REQUEST »
From the entries below, gather each line containing the word "options".

(begin)

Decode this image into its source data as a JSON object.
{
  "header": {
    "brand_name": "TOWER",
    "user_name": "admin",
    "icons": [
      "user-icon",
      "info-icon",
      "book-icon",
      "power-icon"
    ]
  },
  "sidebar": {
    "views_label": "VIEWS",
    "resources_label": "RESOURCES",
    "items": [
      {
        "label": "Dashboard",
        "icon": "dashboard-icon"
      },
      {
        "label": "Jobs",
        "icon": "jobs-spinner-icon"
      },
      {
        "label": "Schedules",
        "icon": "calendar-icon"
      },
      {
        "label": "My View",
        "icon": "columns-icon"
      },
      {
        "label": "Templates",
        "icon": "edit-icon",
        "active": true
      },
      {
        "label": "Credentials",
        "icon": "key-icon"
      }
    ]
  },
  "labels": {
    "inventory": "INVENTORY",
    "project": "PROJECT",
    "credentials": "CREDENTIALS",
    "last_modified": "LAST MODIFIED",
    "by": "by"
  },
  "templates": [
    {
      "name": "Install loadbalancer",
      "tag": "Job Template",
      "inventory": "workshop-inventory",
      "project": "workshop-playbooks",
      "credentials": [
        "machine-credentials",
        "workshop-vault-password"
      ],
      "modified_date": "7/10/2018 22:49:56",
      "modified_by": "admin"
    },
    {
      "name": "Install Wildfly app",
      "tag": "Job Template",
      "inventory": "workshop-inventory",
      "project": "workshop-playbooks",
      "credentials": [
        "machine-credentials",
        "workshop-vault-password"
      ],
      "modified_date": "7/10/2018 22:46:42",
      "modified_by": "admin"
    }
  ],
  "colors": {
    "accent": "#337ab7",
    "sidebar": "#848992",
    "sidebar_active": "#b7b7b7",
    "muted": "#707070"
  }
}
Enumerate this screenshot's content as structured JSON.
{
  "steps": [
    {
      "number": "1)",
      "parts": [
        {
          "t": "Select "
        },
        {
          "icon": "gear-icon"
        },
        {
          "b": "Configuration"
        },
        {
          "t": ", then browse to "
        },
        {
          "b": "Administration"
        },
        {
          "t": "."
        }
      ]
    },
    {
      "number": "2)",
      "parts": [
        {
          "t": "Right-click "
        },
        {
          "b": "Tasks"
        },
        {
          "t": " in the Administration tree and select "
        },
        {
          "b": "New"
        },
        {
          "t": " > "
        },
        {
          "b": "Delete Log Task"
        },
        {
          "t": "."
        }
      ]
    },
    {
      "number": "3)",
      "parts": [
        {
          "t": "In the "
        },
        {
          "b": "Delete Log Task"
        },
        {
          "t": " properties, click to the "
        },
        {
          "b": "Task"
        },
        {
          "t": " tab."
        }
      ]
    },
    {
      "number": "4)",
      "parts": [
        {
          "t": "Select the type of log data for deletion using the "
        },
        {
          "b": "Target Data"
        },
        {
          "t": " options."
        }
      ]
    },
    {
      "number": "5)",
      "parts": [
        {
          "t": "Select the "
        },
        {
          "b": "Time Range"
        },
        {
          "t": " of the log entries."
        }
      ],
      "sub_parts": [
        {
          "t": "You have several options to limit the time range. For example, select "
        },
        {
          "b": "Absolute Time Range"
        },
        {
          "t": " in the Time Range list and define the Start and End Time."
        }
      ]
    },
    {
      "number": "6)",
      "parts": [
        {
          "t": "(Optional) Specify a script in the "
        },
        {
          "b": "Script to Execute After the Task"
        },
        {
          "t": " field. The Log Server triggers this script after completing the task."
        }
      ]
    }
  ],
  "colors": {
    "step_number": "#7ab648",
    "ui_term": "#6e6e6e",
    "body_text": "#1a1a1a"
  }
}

(end)

SOLUTION TO THIS EXERCISE »
          "t": " options."
          "t": "You have several options to limit the time range. For example, select "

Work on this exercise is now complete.